Directive:
Give back the records below exactly, every one, with no pictures.

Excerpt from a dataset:
--- begin ---
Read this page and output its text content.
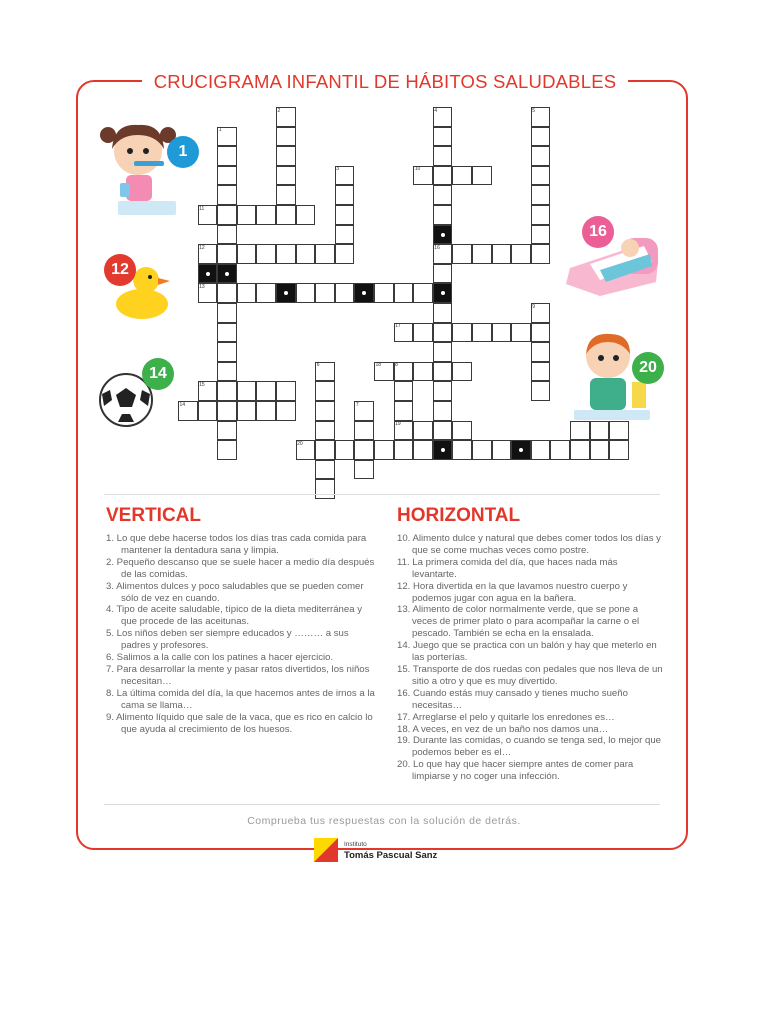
CRUCIGRAMA INFANTIL DE HÁBITOS SALUDABLES
1
2
3
4	5
6
7
8
9
10
11
12	16
13
14
15
17
18
19
20
1
12
14
16
20
VERTICAL
1. Lo que debe hacerse todos los días tras cada comida para mantener la dentadura sana y limpia.
2. Pequeño descanso que se suele hacer a medio día después de las comidas.
3. Alimentos dulces y poco saludables que se pueden comer sólo de vez en cuando.
4. Tipo de aceite saludable, típico de la dieta mediterránea y que procede de las aceitunas.
5. Los niños deben ser siempre educados y ……… a sus padres y profesores.
6. Salimos a la calle con los patines a hacer ejercicio.
7. Para desarrollar la mente y pasar ratos divertidos, los niños necesitan…
8. La última comida del día, la que hacemos antes de irnos a la cama se llama…
9. Alimento líquido que sale de la vaca, que es rico en calcio lo que ayuda al crecimiento de los huesos.
HORIZONTAL
10. Alimento dulce y natural que debes comer todos los días y que se come muchas veces como postre.
11. La primera comida del día, que haces nada más levantarte.
12. Hora divertida en la que lavamos nuestro cuerpo y podemos jugar con agua en la bañera.
13. Alimento de color normalmente verde, que se pone a veces de primer plato o para acompañar la carne o el pescado. También se echa en la ensalada.
14. Juego que se practica con un balón y hay que meterlo en las porterías.
15. Transporte de dos ruedas con pedales que nos lleva de un sitio a otro y que es muy divertido.
16. Cuando estás muy cansado y tienes mucho sueño necesitas…
17. Arreglarse el pelo y quitarle los enredones es…
18. A veces, en vez de un baño nos damos una…
19. Durante las comidas, o cuando se tenga sed, lo mejor que podemos beber es el…
20. Lo que hay que hacer siempre antes de comer para limpiarse y no coger una infección.
Comprueba tus respuestas con la solución de detrás.
Instituto
Tomás Pascual Sanz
--- end ---
Final answer:
Read this page and output its text content.
CRUCIGRAMA INFANTIL DE HÁBITOS SALUDABLES
1
2
3
4	5
6
7
8
9
10
11
12	16
13
14
15
17
18
19
20
1
12
14
16
20
VERTICAL
1. Lo que debe hacerse todos los días tras cada comida para mantener la dentadura sana y limpia.
2. Pequeño descanso que se suele hacer a medio día después de las comidas.
3. Alimentos dulces y poco saludables que se pueden comer sólo de vez en cuando.
4. Tipo de aceite saludable, típico de la dieta mediterránea y que procede de las aceitunas.
5. Los niños deben ser siempre educados y ……… a sus padres y profesores.
6. Salimos a la calle con los patines a hacer ejercicio.
7. Para desarrollar la mente y pasar ratos divertidos, los niños necesitan…
8. La última comida del día, la que hacemos antes de irnos a la cama se llama…
9. Alimento líquido que sale de la vaca, que es rico en calcio lo que ayuda al crecimiento de los huesos.
HORIZONTAL
10. Alimento dulce y natural que debes comer todos los días y que se come muchas veces como postre.
11. La primera comida del día, que haces nada más levantarte.
12. Hora divertida en la que lavamos nuestro cuerpo y podemos jugar con agua en la bañera.
13. Alimento de color normalmente verde, que se pone a veces de primer plato o para acompañar la carne o el pescado. También se echa en la ensalada.
14. Juego que se practica con un balón y hay que meterlo en las porterías.
15. Transporte de dos ruedas con pedales que nos lleva de un sitio a otro y que es muy divertido.
16. Cuando estás muy cansado y tienes mucho sueño necesitas…
17. Arreglarse el pelo y quitarle los enredones es…
18. A veces, en vez de un baño nos damos una…
19. Durante las comidas, o cuando se tenga sed, lo mejor que podemos beber es el…
20. Lo que hay que hacer siempre antes de comer para limpiarse y no coger una infección.
Comprueba tus respuestas con la solución de detrás.
Instituto
Tomás Pascual Sanz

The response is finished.